Stored data:
-*-*-

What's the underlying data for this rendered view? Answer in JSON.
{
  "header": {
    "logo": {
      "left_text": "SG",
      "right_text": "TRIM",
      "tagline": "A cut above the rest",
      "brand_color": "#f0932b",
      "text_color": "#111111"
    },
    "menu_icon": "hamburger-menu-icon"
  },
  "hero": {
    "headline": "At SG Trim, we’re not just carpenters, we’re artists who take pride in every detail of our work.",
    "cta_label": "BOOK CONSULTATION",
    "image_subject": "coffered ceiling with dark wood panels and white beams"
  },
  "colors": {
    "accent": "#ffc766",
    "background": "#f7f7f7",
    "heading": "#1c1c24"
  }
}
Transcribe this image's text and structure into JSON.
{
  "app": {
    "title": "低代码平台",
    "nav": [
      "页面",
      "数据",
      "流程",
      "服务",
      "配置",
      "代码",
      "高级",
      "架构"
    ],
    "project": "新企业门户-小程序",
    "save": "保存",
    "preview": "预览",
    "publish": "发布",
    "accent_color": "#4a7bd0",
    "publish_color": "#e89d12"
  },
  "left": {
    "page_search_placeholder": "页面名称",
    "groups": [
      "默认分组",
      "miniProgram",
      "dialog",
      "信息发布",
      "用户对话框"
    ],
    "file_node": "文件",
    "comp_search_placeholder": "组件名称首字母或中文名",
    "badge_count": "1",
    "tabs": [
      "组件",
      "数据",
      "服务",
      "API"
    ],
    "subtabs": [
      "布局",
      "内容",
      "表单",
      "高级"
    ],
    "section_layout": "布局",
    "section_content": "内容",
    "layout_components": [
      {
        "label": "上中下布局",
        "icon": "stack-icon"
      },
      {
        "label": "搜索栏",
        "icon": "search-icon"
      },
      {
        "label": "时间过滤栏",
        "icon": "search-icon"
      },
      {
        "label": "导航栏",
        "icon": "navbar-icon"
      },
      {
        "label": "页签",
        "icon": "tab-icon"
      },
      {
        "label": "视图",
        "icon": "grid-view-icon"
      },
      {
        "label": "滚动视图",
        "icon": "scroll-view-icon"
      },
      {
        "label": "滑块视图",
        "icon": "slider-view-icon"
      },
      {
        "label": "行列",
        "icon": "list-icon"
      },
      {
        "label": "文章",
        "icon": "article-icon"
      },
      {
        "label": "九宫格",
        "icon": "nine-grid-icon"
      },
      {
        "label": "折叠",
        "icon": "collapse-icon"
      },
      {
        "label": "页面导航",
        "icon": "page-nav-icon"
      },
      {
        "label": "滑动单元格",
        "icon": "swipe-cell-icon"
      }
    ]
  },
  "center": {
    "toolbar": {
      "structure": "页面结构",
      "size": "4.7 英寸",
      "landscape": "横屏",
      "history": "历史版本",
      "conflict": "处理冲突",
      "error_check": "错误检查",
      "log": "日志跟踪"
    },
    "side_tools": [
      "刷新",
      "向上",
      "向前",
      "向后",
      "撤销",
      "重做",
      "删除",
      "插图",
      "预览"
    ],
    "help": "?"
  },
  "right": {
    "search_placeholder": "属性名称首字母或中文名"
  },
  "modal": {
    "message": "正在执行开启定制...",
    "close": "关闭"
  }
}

-*-*-

**GOAL:** Quote the whole listing above, leaving nothing out.

**ANSWER TO THE PROBLEM:**
What's the underlying data for this rendered view? Answer in JSON.
{
  "header": {
    "logo": {
      "left_text": "SG",
      "right_text": "TRIM",
      "tagline": "A cut above the rest",
      "brand_color": "#f0932b",
      "text_color": "#111111"
    },
    "menu_icon": "hamburger-menu-icon"
  },
  "hero": {
    "headline": "At SG Trim, we’re not just carpenters, we’re artists who take pride in every detail of our work.",
    "cta_label": "BOOK CONSULTATION",
    "image_subject": "coffered ceiling with dark wood panels and white beams"
  },
  "colors": {
    "accent": "#ffc766",
    "background": "#f7f7f7",
    "heading": "#1c1c24"
  }
}
Transcribe this image's text and structure into JSON.
{
  "app": {
    "title": "低代码平台",
    "nav": [
      "页面",
      "数据",
      "流程",
      "服务",
      "配置",
      "代码",
      "高级",
      "架构"
    ],
    "project": "新企业门户-小程序",
    "save": "保存",
    "preview": "预览",
    "publish": "发布",
    "accent_color": "#4a7bd0",
    "publish_color": "#e89d12"
  },
  "left": {
    "page_search_placeholder": "页面名称",
    "groups": [
      "默认分组",
      "miniProgram",
      "dialog",
      "信息发布",
      "用户对话框"
    ],
    "file_node": "文件",
    "comp_search_placeholder": "组件名称首字母或中文名",
    "badge_count": "1",
    "tabs": [
      "组件",
      "数据",
      "服务",
      "API"
    ],
    "subtabs": [
      "布局",
      "内容",
      "表单",
      "高级"
    ],
    "section_layout": "布局",
    "section_content": "内容",
    "layout_components": [
      {
        "label": "上中下布局",
        "icon": "stack-icon"
      },
      {
        "label": "搜索栏",
        "icon": "search-icon"
      },
      {
        "label": "时间过滤栏",
        "icon": "search-icon"
      },
      {
        "label": "导航栏",
        "icon": "navbar-icon"
      },
      {
        "label": "页签",
        "icon": "tab-icon"
      },
      {
        "label": "视图",
        "icon": "grid-view-icon"
      },
      {
        "label": "滚动视图",
        "icon": "scroll-view-icon"
      },
      {
        "label": "滑块视图",
        "icon": "slider-view-icon"
      },
      {
        "label": "行列",
        "icon": "list-icon"
      },
      {
        "label": "文章",
        "icon": "article-icon"
      },
      {
        "label": "九宫格",
        "icon": "nine-grid-icon"
      },
      {
        "label": "折叠",
        "icon": "collapse-icon"
      },
      {
        "label": "页面导航",
        "icon": "page-nav-icon"
      },
      {
        "label": "滑动单元格",
        "icon": "swipe-cell-icon"
      }
    ]
  },
  "center": {
    "toolbar": {
      "structure": "页面结构",
      "size": "4.7 英寸",
      "landscape": "横屏",
      "history": "历史版本",
      "conflict": "处理冲突",
      "error_check": "错误检查",
      "log": "日志跟踪"
    },
    "side_tools": [
      "刷新",
      "向上",
      "向前",
      "向后",
      "撤销",
      "重做",
      "删除",
      "插图",
      "预览"
    ],
    "help": "?"
  },
  "right": {
    "search_placeholder": "属性名称首字母或中文名"
  },
  "modal": {
    "message": "正在执行开启定制...",
    "close": "关闭"
  }
}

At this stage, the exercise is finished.